### Challenge
Extract all lines that hold the string "удивлением".

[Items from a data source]
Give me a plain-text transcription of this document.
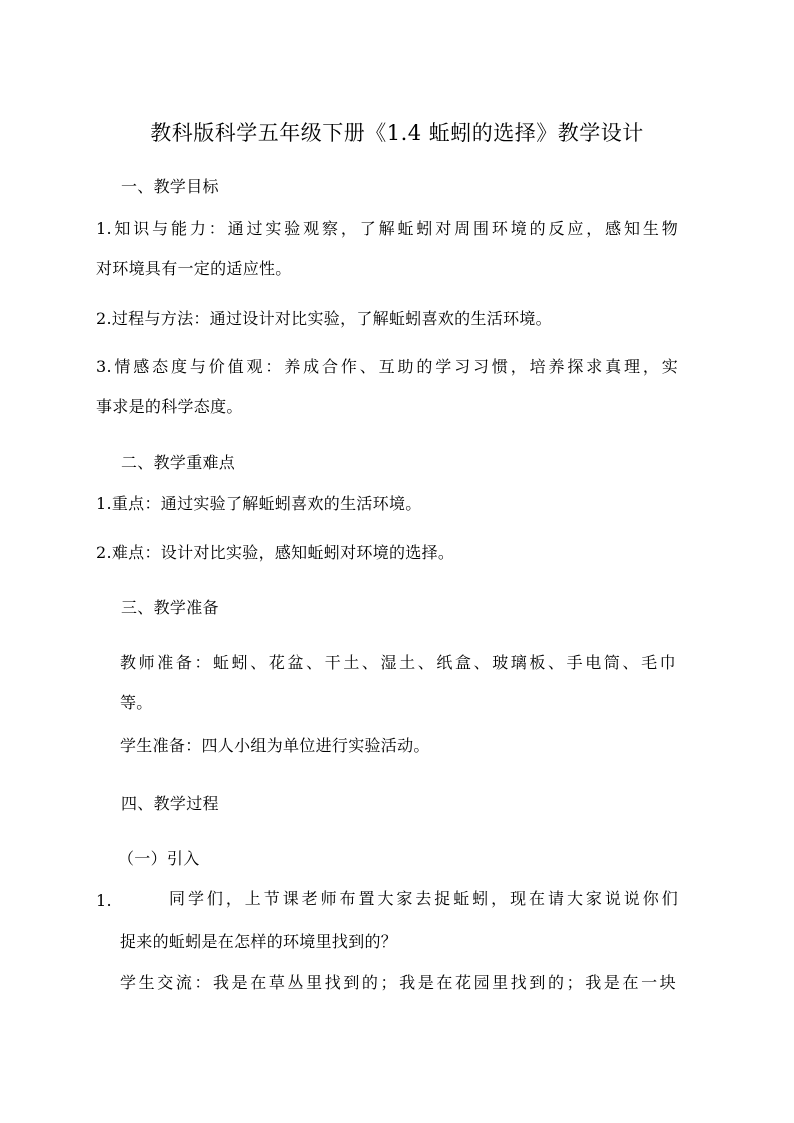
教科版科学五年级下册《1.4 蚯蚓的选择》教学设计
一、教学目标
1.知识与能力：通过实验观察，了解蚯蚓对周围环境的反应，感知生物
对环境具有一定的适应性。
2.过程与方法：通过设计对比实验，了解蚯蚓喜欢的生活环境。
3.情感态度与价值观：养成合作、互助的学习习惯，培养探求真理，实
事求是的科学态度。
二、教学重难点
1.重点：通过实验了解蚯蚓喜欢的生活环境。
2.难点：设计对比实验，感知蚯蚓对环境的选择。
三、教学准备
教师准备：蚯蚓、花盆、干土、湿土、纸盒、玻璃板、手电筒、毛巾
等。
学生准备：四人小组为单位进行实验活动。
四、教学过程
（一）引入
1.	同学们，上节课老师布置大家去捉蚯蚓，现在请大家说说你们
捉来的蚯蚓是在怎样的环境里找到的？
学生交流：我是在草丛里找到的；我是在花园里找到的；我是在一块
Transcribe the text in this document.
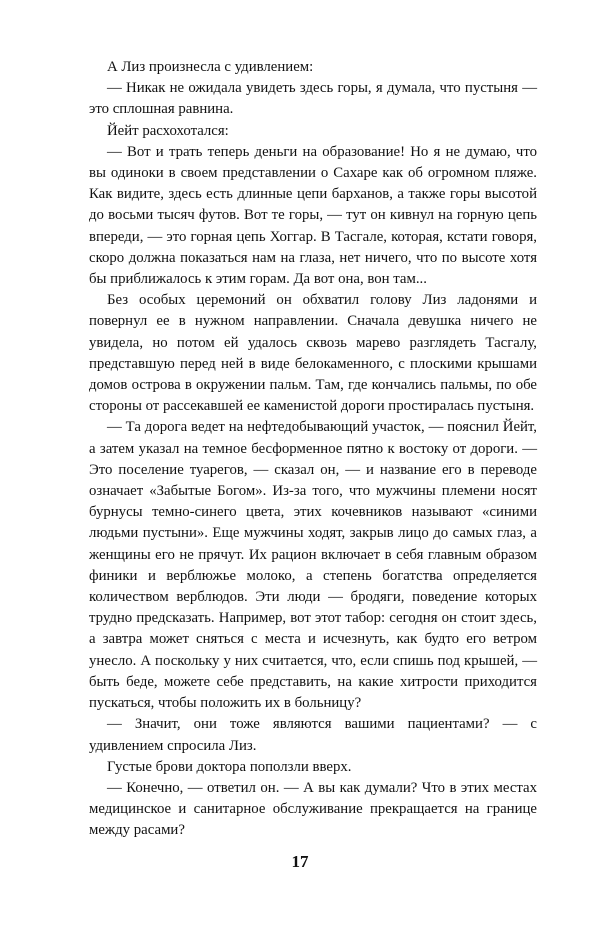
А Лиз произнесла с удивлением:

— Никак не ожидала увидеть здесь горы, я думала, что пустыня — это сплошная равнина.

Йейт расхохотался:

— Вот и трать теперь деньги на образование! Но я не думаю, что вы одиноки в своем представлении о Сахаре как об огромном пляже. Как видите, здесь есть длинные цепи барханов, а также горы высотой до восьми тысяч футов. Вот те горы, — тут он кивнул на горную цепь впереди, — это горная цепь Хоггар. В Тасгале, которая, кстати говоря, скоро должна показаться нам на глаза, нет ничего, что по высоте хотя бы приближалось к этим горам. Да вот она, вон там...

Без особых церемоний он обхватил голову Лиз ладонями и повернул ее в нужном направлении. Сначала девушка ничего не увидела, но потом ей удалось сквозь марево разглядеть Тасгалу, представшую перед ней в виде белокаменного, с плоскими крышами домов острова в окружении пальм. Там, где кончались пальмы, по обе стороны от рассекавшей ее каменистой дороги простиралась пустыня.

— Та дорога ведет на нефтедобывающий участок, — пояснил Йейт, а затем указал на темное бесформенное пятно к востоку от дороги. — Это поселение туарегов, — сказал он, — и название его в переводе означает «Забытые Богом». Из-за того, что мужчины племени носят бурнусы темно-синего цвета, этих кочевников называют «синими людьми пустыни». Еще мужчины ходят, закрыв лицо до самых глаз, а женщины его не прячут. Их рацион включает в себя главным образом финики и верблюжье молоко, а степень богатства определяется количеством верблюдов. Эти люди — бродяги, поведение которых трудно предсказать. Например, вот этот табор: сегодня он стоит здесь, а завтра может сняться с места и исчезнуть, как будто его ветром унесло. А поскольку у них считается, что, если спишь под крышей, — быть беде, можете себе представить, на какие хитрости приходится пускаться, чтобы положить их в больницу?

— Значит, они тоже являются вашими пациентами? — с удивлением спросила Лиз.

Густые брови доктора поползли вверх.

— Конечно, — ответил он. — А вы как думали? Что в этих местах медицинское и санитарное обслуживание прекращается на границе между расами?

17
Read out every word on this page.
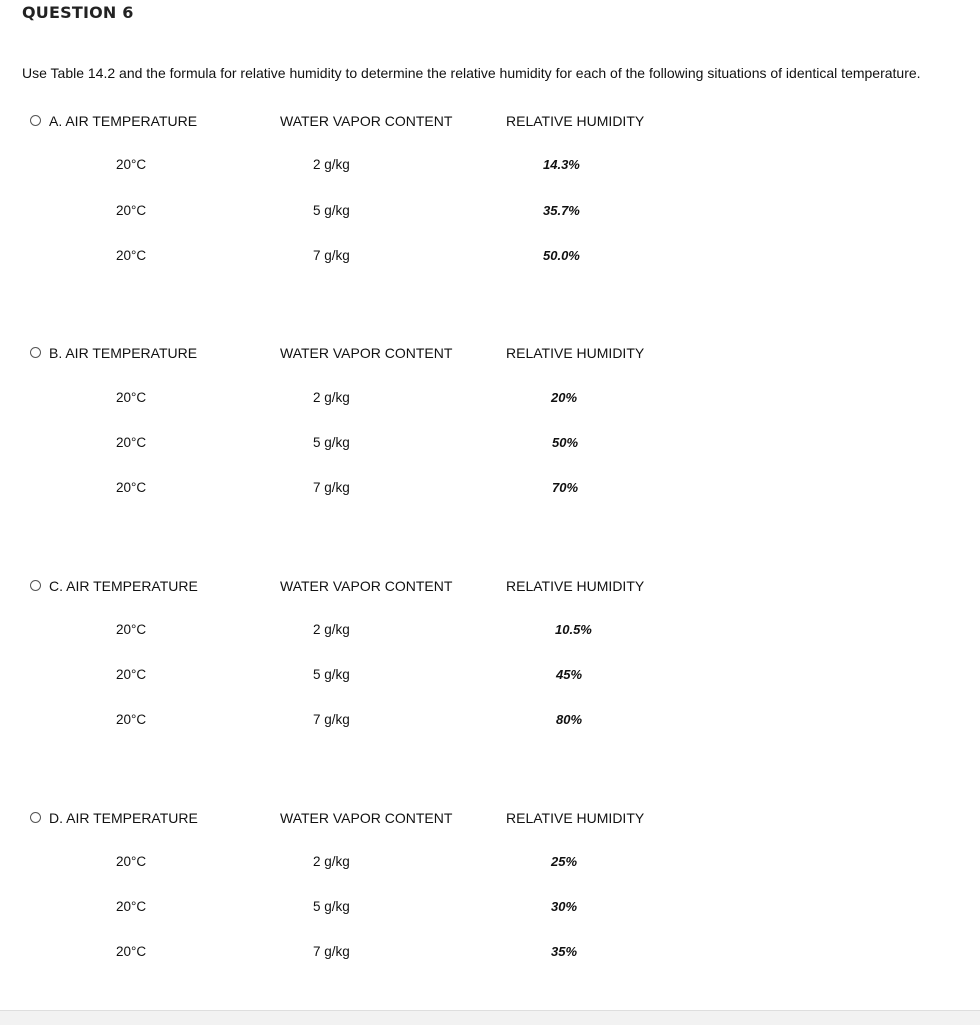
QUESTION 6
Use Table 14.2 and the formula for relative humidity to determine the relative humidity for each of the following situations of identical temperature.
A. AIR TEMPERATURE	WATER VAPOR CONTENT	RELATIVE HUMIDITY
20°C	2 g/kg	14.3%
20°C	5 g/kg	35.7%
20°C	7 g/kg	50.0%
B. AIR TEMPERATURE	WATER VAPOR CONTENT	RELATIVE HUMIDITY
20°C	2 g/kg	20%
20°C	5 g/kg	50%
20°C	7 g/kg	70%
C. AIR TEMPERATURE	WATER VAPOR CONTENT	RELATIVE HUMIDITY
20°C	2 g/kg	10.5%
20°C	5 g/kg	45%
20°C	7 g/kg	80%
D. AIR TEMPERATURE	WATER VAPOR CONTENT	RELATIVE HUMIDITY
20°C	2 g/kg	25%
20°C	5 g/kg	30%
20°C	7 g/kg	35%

### Expected answer
А Лиз произнесла с удивлением:
— Значит, они тоже являются вашими пациентами? — с удивлением спросила Лиз.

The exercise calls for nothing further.